Copy out every line containing the word "TrawlSurveyIndexG".

### Data to use:
▬▬▬▬▬▬▬▬▬▬

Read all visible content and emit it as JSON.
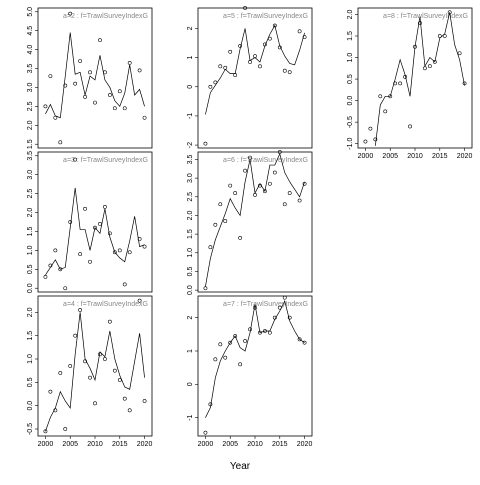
{
  "x_label": "Year",
  "chart_data": [
    {
      "type": "line",
      "title": "a=2  :  f=TrawlSurveyIndexG",
      "x": [
        2000,
        2001,
        2002,
        2003,
        2004,
        2005,
        2006,
        2007,
        2008,
        2009,
        2010,
        2011,
        2012,
        2013,
        2014,
        2015,
        2016,
        2017,
        2018,
        2019,
        2020
      ],
      "xlim": [
        1998.5,
        2021.5
      ],
      "xticks": [
        2000,
        2005,
        2010,
        2015,
        2020
      ],
      "show_x_tick_labels": false,
      "ylim": [
        1.4,
        5.1
      ],
      "yticks": [
        {
          "value": 1.5,
          "label": "1.5"
        },
        {
          "value": 2,
          "label": "2.0"
        },
        {
          "value": 2.5,
          "label": "2.5"
        },
        {
          "value": 3,
          "label": "3.0"
        },
        {
          "value": 3.5,
          "label": "3.5"
        },
        {
          "value": 4,
          "label": "4.0"
        },
        {
          "value": 4.5,
          "label": "4.5"
        },
        {
          "value": 5,
          "label": "5.0"
        }
      ],
      "series": [
        {
          "marker": "circle",
          "color": "#000000",
          "values": [
            2.5,
            3.3,
            2.2,
            1.55,
            3.05,
            4.95,
            3.1,
            3.7,
            2.75,
            3.4,
            2.6,
            4.25,
            3.4,
            2.8,
            2.45,
            2.9,
            2.45,
            3.65,
            null,
            3.45,
            2.2
          ]
        },
        {
          "marker": "none",
          "color": "#000000",
          "values": [
            2.3,
            2.55,
            2.25,
            2.2,
            3.3,
            4.45,
            3.35,
            3.4,
            2.8,
            3.3,
            3.2,
            3.85,
            3.2,
            3.0,
            2.65,
            2.5,
            2.85,
            3.6,
            2.8,
            2.95,
            2.5
          ]
        }
      ]
    },
    {
      "type": "line",
      "title": "a=3  :  f=TrawlSurveyIndexG",
      "x": [
        2000,
        2001,
        2002,
        2003,
        2004,
        2005,
        2006,
        2007,
        2008,
        2009,
        2010,
        2011,
        2012,
        2013,
        2014,
        2015,
        2016,
        2017,
        2018,
        2019,
        2020
      ],
      "xlim": [
        1998.5,
        2021.5
      ],
      "xticks": [
        2000,
        2005,
        2010,
        2015,
        2020
      ],
      "show_x_tick_labels": false,
      "ylim": [
        -0.1,
        3.6
      ],
      "yticks": [
        {
          "value": 0,
          "label": "0.0"
        },
        {
          "value": 0.5,
          "label": "0.5"
        },
        {
          "value": 1,
          "label": "1.0"
        },
        {
          "value": 1.5,
          "label": "1.5"
        },
        {
          "value": 2,
          "label": "2.0"
        },
        {
          "value": 2.5,
          "label": "2.5"
        },
        {
          "value": 3,
          "label": "3.0"
        },
        {
          "value": 3.5,
          "label": "3.5"
        }
      ],
      "series": [
        {
          "marker": "circle",
          "color": "#000000",
          "values": [
            0.3,
            0.6,
            1.0,
            0.5,
            0.0,
            1.75,
            3.4,
            0.9,
            2.1,
            0.7,
            1.6,
            1.7,
            2.15,
            1.45,
            0.95,
            1.0,
            0.1,
            0.95,
            null,
            1.3,
            1.1
          ]
        },
        {
          "marker": "none",
          "color": "#000000",
          "values": [
            0.35,
            0.55,
            0.75,
            0.5,
            0.55,
            1.6,
            2.65,
            1.55,
            1.55,
            1.0,
            1.6,
            1.45,
            2.1,
            1.35,
            0.95,
            0.8,
            0.7,
            1.25,
            1.9,
            1.1,
            1.15
          ]
        }
      ]
    },
    {
      "type": "line",
      "title": "a=4  :  f=TrawlSurveyIndexG",
      "x": [
        2000,
        2001,
        2002,
        2003,
        2004,
        2005,
        2006,
        2007,
        2008,
        2009,
        2010,
        2011,
        2012,
        2013,
        2014,
        2015,
        2016,
        2017,
        2018,
        2019,
        2020
      ],
      "xlim": [
        1998.5,
        2021.5
      ],
      "xticks": [
        2000,
        2005,
        2010,
        2015,
        2020
      ],
      "show_x_tick_labels": true,
      "ylim": [
        -0.65,
        2.35
      ],
      "yticks": [
        {
          "value": -0.5,
          "label": "-0.5"
        },
        {
          "value": 0,
          "label": "0.0"
        },
        {
          "value": 0.5,
          "label": "0.5"
        },
        {
          "value": 1,
          "label": "1.0"
        },
        {
          "value": 1.5,
          "label": "1.5"
        },
        {
          "value": 2,
          "label": "2.0"
        }
      ],
      "series": [
        {
          "marker": "circle",
          "color": "#000000",
          "values": [
            -0.55,
            0.3,
            -0.1,
            0.7,
            -0.5,
            0.85,
            1.5,
            2.05,
            0.95,
            0.6,
            0.05,
            1.1,
            1.0,
            1.8,
            0.75,
            0.55,
            0.15,
            -0.1,
            null,
            2.25,
            0.1
          ]
        },
        {
          "marker": "none",
          "color": "#000000",
          "values": [
            -0.55,
            -0.25,
            -0.05,
            0.3,
            0.1,
            -0.05,
            1.1,
            2.0,
            1.0,
            0.8,
            0.55,
            1.15,
            1.05,
            1.6,
            1.0,
            0.65,
            0.4,
            0.35,
            0.95,
            1.55,
            0.6
          ]
        }
      ]
    },
    {
      "type": "line",
      "title": "a=5  :  f=TrawlSurveyIndexG",
      "x": [
        2000,
        2001,
        2002,
        2003,
        2004,
        2005,
        2006,
        2007,
        2008,
        2009,
        2010,
        2011,
        2012,
        2013,
        2014,
        2015,
        2016,
        2017,
        2018,
        2019,
        2020
      ],
      "xlim": [
        1998.5,
        2021.5
      ],
      "xticks": [
        2000,
        2005,
        2010,
        2015,
        2020
      ],
      "show_x_tick_labels": false,
      "ylim": [
        -2.1,
        2.7
      ],
      "yticks": [
        -2,
        -1,
        0,
        1,
        2
      ],
      "series": [
        {
          "marker": "circle",
          "color": "#000000",
          "values": [
            -1.95,
            0.0,
            0.15,
            0.7,
            0.65,
            1.2,
            0.4,
            1.4,
            2.7,
            0.85,
            1.05,
            0.7,
            1.45,
            1.65,
            2.1,
            1.35,
            0.55,
            0.5,
            null,
            1.9,
            1.7
          ]
        },
        {
          "marker": "none",
          "color": "#000000",
          "values": [
            -0.95,
            -0.2,
            0.05,
            0.3,
            0.6,
            0.45,
            0.45,
            1.3,
            2.0,
            0.9,
            1.0,
            0.85,
            1.4,
            1.8,
            2.1,
            1.4,
            1.05,
            0.8,
            0.75,
            1.25,
            1.85
          ]
        }
      ]
    },
    {
      "type": "line",
      "title": "a=6  :  f=TrawlSurveyIndexG",
      "x": [
        2000,
        2001,
        2002,
        2003,
        2004,
        2005,
        2006,
        2007,
        2008,
        2009,
        2010,
        2011,
        2012,
        2013,
        2014,
        2015,
        2016,
        2017,
        2018,
        2019,
        2020
      ],
      "xlim": [
        1998.5,
        2021.5
      ],
      "xticks": [
        2000,
        2005,
        2010,
        2015,
        2020
      ],
      "show_x_tick_labels": false,
      "ylim": [
        -0.05,
        3.7
      ],
      "yticks": [
        {
          "value": 0,
          "label": "0.0"
        },
        {
          "value": 0.5,
          "label": "0.5"
        },
        {
          "value": 1,
          "label": "1.0"
        },
        {
          "value": 1.5,
          "label": "1.5"
        },
        {
          "value": 2,
          "label": "2.0"
        },
        {
          "value": 2.5,
          "label": "2.5"
        },
        {
          "value": 3,
          "label": "3.0"
        },
        {
          "value": 3.5,
          "label": "3.5"
        }
      ],
      "series": [
        {
          "marker": "circle",
          "color": "#000000",
          "values": [
            0.05,
            1.15,
            1.75,
            2.3,
            1.85,
            2.8,
            2.6,
            1.4,
            3.2,
            3.55,
            2.55,
            2.8,
            2.65,
            2.85,
            3.15,
            3.7,
            2.3,
            2.6,
            null,
            2.4,
            2.85
          ]
        },
        {
          "marker": "none",
          "color": "#000000",
          "values": [
            0.1,
            0.85,
            1.35,
            1.7,
            2.05,
            2.45,
            2.2,
            2.0,
            2.9,
            3.5,
            2.6,
            2.85,
            2.65,
            3.35,
            3.35,
            3.65,
            3.15,
            2.9,
            2.7,
            2.5,
            2.9
          ]
        }
      ]
    },
    {
      "type": "line",
      "title": "a=7  :  f=TrawlSurveyIndexG",
      "x": [
        2000,
        2001,
        2002,
        2003,
        2004,
        2005,
        2006,
        2007,
        2008,
        2009,
        2010,
        2011,
        2012,
        2013,
        2014,
        2015,
        2016,
        2017,
        2018,
        2019,
        2020
      ],
      "xlim": [
        1998.5,
        2021.5
      ],
      "xticks": [
        2000,
        2005,
        2010,
        2015,
        2020
      ],
      "show_x_tick_labels": true,
      "ylim": [
        -1.55,
        2.65
      ],
      "yticks": [
        -1,
        0,
        1,
        2
      ],
      "series": [
        {
          "marker": "circle",
          "color": "#000000",
          "values": [
            -1.45,
            -0.6,
            0.75,
            1.2,
            0.8,
            1.25,
            1.45,
            0.6,
            1.3,
            1.65,
            2.3,
            1.55,
            1.6,
            1.55,
            2.0,
            2.3,
            2.6,
            2.0,
            null,
            1.35,
            1.25
          ]
        },
        {
          "marker": "none",
          "color": "#000000",
          "values": [
            -1.0,
            -0.7,
            0.2,
            0.7,
            1.0,
            1.25,
            1.45,
            1.1,
            1.0,
            1.55,
            2.4,
            1.55,
            1.6,
            1.6,
            1.95,
            2.2,
            2.5,
            1.9,
            1.6,
            1.35,
            1.25
          ]
        }
      ]
    },
    {
      "type": "line",
      "title": "a=8  :  f=TrawlSurveyIndexG",
      "x": [
        2000,
        2001,
        2002,
        2003,
        2004,
        2005,
        2006,
        2007,
        2008,
        2009,
        2010,
        2011,
        2012,
        2013,
        2014,
        2015,
        2016,
        2017,
        2018,
        2019,
        2020
      ],
      "xlim": [
        1998.5,
        2021.5
      ],
      "xticks": [
        2000,
        2005,
        2010,
        2015,
        2020
      ],
      "show_x_tick_labels": true,
      "ylim": [
        -1.1,
        2.15
      ],
      "yticks": [
        {
          "value": -1,
          "label": "-1.0"
        },
        {
          "value": -0.5,
          "label": "-0.5"
        },
        {
          "value": 0,
          "label": "0.0"
        },
        {
          "value": 0.5,
          "label": "0.5"
        },
        {
          "value": 1,
          "label": "1.0"
        },
        {
          "value": 1.5,
          "label": "1.5"
        },
        {
          "value": 2,
          "label": "2.0"
        }
      ],
      "series": [
        {
          "marker": "circle",
          "color": "#000000",
          "values": [
            -0.95,
            -0.65,
            -0.9,
            0.1,
            -0.25,
            0.1,
            0.4,
            0.4,
            0.55,
            -0.6,
            1.25,
            1.8,
            0.75,
            0.8,
            0.9,
            1.5,
            1.5,
            2.05,
            null,
            1.1,
            0.4
          ]
        },
        {
          "marker": "none",
          "color": "#000000",
          "values": [
            null,
            null,
            -1.05,
            -0.1,
            0.1,
            0.1,
            0.5,
            0.95,
            0.6,
            0.1,
            1.25,
            1.95,
            0.8,
            1.0,
            0.9,
            1.45,
            1.55,
            2.05,
            1.3,
            0.95,
            0.35
          ]
        }
      ]
    }
  ]
}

▬▬▬▬▬▬▬▬▬▬

### Reply:
      "title": "a=2  :  f=TrawlSurveyIndexG",
      "title": "a=3  :  f=TrawlSurveyIndexG",
      "title": "a=4  :  f=TrawlSurveyIndexG",
      "title": "a=5  :  f=TrawlSurveyIndexG",
      "title": "a=6  :  f=TrawlSurveyIndexG",
      "title": "a=7  :  f=TrawlSurveyIndexG",
      "title": "a=8  :  f=TrawlSurveyIndexG",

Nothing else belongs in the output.